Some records
=-=-=
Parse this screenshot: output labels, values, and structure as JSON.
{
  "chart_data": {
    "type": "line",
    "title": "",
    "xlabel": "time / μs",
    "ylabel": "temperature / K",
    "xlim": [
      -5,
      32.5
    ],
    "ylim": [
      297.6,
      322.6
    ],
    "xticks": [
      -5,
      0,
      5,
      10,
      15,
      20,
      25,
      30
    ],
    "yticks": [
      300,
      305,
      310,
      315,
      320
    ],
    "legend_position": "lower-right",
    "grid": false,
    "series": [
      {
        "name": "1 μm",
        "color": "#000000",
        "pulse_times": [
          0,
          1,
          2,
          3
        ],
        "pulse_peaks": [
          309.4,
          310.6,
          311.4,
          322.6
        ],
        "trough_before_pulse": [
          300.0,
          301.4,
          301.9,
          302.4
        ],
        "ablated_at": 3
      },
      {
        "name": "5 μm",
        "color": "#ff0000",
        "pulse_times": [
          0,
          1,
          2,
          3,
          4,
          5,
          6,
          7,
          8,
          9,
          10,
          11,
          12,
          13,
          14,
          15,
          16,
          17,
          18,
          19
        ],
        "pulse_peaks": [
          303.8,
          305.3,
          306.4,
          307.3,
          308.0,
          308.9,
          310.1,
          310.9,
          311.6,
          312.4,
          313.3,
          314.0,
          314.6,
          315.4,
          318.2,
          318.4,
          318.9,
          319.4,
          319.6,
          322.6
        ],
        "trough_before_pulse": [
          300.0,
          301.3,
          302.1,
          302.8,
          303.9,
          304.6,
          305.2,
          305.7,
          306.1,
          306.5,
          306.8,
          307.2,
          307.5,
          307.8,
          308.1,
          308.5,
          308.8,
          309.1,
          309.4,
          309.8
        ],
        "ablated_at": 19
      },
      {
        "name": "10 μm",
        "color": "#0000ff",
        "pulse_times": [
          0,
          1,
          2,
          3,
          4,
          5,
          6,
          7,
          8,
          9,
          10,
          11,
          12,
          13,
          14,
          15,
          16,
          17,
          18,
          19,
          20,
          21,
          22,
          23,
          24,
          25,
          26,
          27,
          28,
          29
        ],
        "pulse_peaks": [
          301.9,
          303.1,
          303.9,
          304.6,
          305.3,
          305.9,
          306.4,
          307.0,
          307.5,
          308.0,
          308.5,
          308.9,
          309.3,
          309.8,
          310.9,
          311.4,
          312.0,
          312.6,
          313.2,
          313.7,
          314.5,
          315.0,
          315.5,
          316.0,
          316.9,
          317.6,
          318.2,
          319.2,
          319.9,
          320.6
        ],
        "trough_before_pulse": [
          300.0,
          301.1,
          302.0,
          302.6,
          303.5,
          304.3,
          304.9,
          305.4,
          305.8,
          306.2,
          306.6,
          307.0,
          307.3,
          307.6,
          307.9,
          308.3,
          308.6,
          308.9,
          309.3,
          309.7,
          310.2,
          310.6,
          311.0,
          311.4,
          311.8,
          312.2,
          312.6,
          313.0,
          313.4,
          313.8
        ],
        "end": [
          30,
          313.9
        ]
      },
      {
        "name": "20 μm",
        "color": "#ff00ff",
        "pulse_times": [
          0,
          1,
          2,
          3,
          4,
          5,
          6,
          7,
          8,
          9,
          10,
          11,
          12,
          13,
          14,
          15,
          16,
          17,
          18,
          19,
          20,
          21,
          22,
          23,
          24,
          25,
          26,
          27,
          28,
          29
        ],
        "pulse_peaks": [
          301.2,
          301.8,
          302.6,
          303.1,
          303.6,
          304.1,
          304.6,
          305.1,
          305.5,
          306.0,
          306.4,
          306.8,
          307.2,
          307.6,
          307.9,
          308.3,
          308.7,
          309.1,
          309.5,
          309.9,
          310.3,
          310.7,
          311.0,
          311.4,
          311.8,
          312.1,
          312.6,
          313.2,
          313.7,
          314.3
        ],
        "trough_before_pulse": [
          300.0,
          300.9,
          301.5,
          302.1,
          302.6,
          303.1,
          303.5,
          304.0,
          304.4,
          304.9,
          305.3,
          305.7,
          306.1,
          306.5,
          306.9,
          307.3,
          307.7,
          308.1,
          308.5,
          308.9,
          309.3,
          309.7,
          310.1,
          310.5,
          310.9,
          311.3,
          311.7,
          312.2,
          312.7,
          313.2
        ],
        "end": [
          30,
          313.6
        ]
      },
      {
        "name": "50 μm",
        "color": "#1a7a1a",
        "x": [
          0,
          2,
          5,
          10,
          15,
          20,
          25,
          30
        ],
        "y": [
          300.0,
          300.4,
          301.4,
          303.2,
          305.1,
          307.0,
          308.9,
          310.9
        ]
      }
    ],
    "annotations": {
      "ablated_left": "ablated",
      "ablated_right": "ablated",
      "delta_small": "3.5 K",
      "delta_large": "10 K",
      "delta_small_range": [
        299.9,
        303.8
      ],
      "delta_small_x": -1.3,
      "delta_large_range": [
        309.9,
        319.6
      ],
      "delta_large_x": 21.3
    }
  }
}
=-=-=
- [Task to complete]: Retype the data exactly as given.

- [Correct result]:
Parse this screenshot: output labels, values, and structure as JSON.
{
  "chart_data": {
    "type": "line",
    "title": "",
    "xlabel": "time / μs",
    "ylabel": "temperature / K",
    "xlim": [
      -5,
      32.5
    ],
    "ylim": [
      297.6,
      322.6
    ],
    "xticks": [
      -5,
      0,
      5,
      10,
      15,
      20,
      25,
      30
    ],
    "yticks": [
      300,
      305,
      310,
      315,
      320
    ],
    "legend_position": "lower-right",
    "grid": false,
    "series": [
      {
        "name": "1 μm",
        "color": "#000000",
        "pulse_times": [
          0,
          1,
          2,
          3
        ],
        "pulse_peaks": [
          309.4,
          310.6,
          311.4,
          322.6
        ],
        "trough_before_pulse": [
          300.0,
          301.4,
          301.9,
          302.4
        ],
        "ablated_at": 3
      },
      {
        "name": "5 μm",
        "color": "#ff0000",
        "pulse_times": [
          0,
          1,
          2,
          3,
          4,
          5,
          6,
          7,
          8,
          9,
          10,
          11,
          12,
          13,
          14,
          15,
          16,
          17,
          18,
          19
        ],
        "pulse_peaks": [
          303.8,
          305.3,
          306.4,
          307.3,
          308.0,
          308.9,
          310.1,
          310.9,
          311.6,
          312.4,
          313.3,
          314.0,
          314.6,
          315.4,
          318.2,
          318.4,
          318.9,
          319.4,
          319.6,
          322.6
        ],
        "trough_before_pulse": [
          300.0,
          301.3,
          302.1,
          302.8,
          303.9,
          304.6,
          305.2,
          305.7,
          306.1,
          306.5,
          306.8,
          307.2,
          307.5,
          307.8,
          308.1,
          308.5,
          308.8,
          309.1,
          309.4,
          309.8
        ],
        "ablated_at": 19
      },
      {
        "name": "10 μm",
        "color": "#0000ff",
        "pulse_times": [
          0,
          1,
          2,
          3,
          4,
          5,
          6,
          7,
          8,
          9,
          10,
          11,
          12,
          13,
          14,
          15,
          16,
          17,
          18,
          19,
          20,
          21,
          22,
          23,
          24,
          25,
          26,
          27,
          28,
          29
        ],
        "pulse_peaks": [
          301.9,
          303.1,
          303.9,
          304.6,
          305.3,
          305.9,
          306.4,
          307.0,
          307.5,
          308.0,
          308.5,
          308.9,
          309.3,
          309.8,
          310.9,
          311.4,
          312.0,
          312.6,
          313.2,
          313.7,
          314.5,
          315.0,
          315.5,
          316.0,
          316.9,
          317.6,
          318.2,
          319.2,
          319.9,
          320.6
        ],
        "trough_before_pulse": [
          300.0,
          301.1,
          302.0,
          302.6,
          303.5,
          304.3,
          304.9,
          305.4,
          305.8,
          306.2,
          306.6,
          307.0,
          307.3,
          307.6,
          307.9,
          308.3,
          308.6,
          308.9,
          309.3,
          309.7,
          310.2,
          310.6,
          311.0,
          311.4,
          311.8,
          312.2,
          312.6,
          313.0,
          313.4,
          313.8
        ],
        "end": [
          30,
          313.9
        ]
      },
      {
        "name": "20 μm",
        "color": "#ff00ff",
        "pulse_times": [
          0,
          1,
          2,
          3,
          4,
          5,
          6,
          7,
          8,
          9,
          10,
          11,
          12,
          13,
          14,
          15,
          16,
          17,
          18,
          19,
          20,
          21,
          22,
          23,
          24,
          25,
          26,
          27,
          28,
          29
        ],
        "pulse_peaks": [
          301.2,
          301.8,
          302.6,
          303.1,
          303.6,
          304.1,
          304.6,
          305.1,
          305.5,
          306.0,
          306.4,
          306.8,
          307.2,
          307.6,
          307.9,
          308.3,
          308.7,
          309.1,
          309.5,
          309.9,
          310.3,
          310.7,
          311.0,
          311.4,
          311.8,
          312.1,
          312.6,
          313.2,
          313.7,
          314.3
        ],
        "trough_before_pulse": [
          300.0,
          300.9,
          301.5,
          302.1,
          302.6,
          303.1,
          303.5,
          304.0,
          304.4,
          304.9,
          305.3,
          305.7,
          306.1,
          306.5,
          306.9,
          307.3,
          307.7,
          308.1,
          308.5,
          308.9,
          309.3,
          309.7,
          310.1,
          310.5,
          310.9,
          311.3,
          311.7,
          312.2,
          312.7,
          313.2
        ],
        "end": [
          30,
          313.6
        ]
      },
      {
        "name": "50 μm",
        "color": "#1a7a1a",
        "x": [
          0,
          2,
          5,
          10,
          15,
          20,
          25,
          30
        ],
        "y": [
          300.0,
          300.4,
          301.4,
          303.2,
          305.1,
          307.0,
          308.9,
          310.9
        ]
      }
    ],
    "annotations": {
      "ablated_left": "ablated",
      "ablated_right": "ablated",
      "delta_small": "3.5 K",
      "delta_large": "10 K",
      "delta_small_range": [
        299.9,
        303.8
      ],
      "delta_small_x": -1.3,
      "delta_large_range": [
        309.9,
        319.6
      ],
      "delta_large_x": 21.3
    }
  }
}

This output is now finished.